--- Given data ---

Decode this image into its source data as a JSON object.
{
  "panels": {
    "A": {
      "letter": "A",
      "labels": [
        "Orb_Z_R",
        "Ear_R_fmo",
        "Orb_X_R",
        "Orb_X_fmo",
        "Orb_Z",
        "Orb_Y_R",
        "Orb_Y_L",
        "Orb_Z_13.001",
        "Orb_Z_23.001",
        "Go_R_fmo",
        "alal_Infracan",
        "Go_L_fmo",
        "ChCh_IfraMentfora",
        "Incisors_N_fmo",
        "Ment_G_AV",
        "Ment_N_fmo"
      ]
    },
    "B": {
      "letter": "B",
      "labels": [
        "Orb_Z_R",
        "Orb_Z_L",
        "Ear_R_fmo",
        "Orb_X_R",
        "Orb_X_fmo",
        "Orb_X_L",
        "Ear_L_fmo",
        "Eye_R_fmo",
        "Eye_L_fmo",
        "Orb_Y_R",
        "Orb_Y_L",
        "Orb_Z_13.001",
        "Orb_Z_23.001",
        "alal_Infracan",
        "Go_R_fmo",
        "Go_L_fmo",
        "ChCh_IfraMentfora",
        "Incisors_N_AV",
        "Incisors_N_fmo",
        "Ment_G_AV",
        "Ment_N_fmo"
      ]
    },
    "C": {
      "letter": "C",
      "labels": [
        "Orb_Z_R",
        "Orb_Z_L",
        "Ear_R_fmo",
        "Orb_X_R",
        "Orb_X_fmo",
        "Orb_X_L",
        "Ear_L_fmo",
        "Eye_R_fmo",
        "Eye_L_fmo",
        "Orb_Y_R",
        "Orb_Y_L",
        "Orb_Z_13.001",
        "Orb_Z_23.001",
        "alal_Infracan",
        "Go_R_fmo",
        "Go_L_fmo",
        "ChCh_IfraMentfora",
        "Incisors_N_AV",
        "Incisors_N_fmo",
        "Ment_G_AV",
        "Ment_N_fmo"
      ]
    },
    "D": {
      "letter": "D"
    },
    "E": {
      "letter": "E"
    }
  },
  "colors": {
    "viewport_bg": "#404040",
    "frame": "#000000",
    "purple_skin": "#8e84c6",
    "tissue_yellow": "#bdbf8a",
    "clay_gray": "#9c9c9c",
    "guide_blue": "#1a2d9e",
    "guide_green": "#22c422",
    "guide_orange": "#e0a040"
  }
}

---

**Given instruction**
Return the entries in full, keeping every line exactly as it is.

**Task answer**
Decode this image into its source data as a JSON object.
{
  "panels": {
    "A": {
      "letter": "A",
      "labels": [
        "Orb_Z_R",
        "Ear_R_fmo",
        "Orb_X_R",
        "Orb_X_fmo",
        "Orb_Z",
        "Orb_Y_R",
        "Orb_Y_L",
        "Orb_Z_13.001",
        "Orb_Z_23.001",
        "Go_R_fmo",
        "alal_Infracan",
        "Go_L_fmo",
        "ChCh_IfraMentfora",
        "Incisors_N_fmo",
        "Ment_G_AV",
        "Ment_N_fmo"
      ]
    },
    "B": {
      "letter": "B",
      "labels": [
        "Orb_Z_R",
        "Orb_Z_L",
        "Ear_R_fmo",
        "Orb_X_R",
        "Orb_X_fmo",
        "Orb_X_L",
        "Ear_L_fmo",
        "Eye_R_fmo",
        "Eye_L_fmo",
        "Orb_Y_R",
        "Orb_Y_L",
        "Orb_Z_13.001",
        "Orb_Z_23.001",
        "alal_Infracan",
        "Go_R_fmo",
        "Go_L_fmo",
        "ChCh_IfraMentfora",
        "Incisors_N_AV",
        "Incisors_N_fmo",
        "Ment_G_AV",
        "Ment_N_fmo"
      ]
    },
    "C": {
      "letter": "C",
      "labels": [
        "Orb_Z_R",
        "Orb_Z_L",
        "Ear_R_fmo",
        "Orb_X_R",
        "Orb_X_fmo",
        "Orb_X_L",
        "Ear_L_fmo",
        "Eye_R_fmo",
        "Eye_L_fmo",
        "Orb_Y_R",
        "Orb_Y_L",
        "Orb_Z_13.001",
        "Orb_Z_23.001",
        "alal_Infracan",
        "Go_R_fmo",
        "Go_L_fmo",
        "ChCh_IfraMentfora",
        "Incisors_N_AV",
        "Incisors_N_fmo",
        "Ment_G_AV",
        "Ment_N_fmo"
      ]
    },
    "D": {
      "letter": "D"
    },
    "E": {
      "letter": "E"
    }
  },
  "colors": {
    "viewport_bg": "#404040",
    "frame": "#000000",
    "purple_skin": "#8e84c6",
    "tissue_yellow": "#bdbf8a",
    "clay_gray": "#9c9c9c",
    "guide_blue": "#1a2d9e",
    "guide_green": "#22c422",
    "guide_orange": "#e0a040"
  }
}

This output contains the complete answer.